## Exercise goal
Only a number is wanted: how many lines of the entries include the string "projects"?

## Records shown
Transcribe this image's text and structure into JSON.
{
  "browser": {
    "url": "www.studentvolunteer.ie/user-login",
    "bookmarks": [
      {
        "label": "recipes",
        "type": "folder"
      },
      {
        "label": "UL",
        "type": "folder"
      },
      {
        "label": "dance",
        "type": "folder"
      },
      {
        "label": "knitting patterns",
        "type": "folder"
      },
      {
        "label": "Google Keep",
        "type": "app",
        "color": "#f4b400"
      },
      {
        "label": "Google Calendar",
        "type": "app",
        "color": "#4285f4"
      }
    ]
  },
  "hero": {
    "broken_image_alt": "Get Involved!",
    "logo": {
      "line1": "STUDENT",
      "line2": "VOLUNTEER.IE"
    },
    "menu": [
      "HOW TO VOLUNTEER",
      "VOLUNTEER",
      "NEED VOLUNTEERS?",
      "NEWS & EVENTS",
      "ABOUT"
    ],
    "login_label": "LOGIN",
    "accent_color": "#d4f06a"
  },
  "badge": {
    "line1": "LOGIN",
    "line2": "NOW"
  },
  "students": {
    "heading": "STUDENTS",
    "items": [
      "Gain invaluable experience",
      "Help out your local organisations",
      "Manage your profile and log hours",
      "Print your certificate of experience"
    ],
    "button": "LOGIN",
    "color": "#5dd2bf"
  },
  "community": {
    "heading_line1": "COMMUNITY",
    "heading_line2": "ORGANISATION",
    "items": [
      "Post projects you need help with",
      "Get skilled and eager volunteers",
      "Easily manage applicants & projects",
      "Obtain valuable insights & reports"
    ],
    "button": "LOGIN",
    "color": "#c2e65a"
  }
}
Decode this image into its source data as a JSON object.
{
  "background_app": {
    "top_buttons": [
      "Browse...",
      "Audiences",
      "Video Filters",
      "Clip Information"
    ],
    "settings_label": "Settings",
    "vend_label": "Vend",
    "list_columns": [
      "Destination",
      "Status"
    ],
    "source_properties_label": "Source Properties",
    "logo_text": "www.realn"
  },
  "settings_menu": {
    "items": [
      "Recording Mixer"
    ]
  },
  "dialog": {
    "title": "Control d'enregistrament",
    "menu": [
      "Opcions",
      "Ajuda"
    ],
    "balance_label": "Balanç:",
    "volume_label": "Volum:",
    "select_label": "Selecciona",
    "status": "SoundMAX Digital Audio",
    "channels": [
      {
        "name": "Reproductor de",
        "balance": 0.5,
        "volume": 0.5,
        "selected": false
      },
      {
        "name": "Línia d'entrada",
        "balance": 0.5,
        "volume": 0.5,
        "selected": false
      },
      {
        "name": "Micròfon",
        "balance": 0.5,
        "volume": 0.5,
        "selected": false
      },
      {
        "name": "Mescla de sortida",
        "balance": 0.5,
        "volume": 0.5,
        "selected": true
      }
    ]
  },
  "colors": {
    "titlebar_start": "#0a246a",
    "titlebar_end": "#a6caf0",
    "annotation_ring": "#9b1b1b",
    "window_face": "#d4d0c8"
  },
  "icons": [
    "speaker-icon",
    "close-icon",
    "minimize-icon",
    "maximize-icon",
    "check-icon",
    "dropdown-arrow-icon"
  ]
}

## Exercise response
2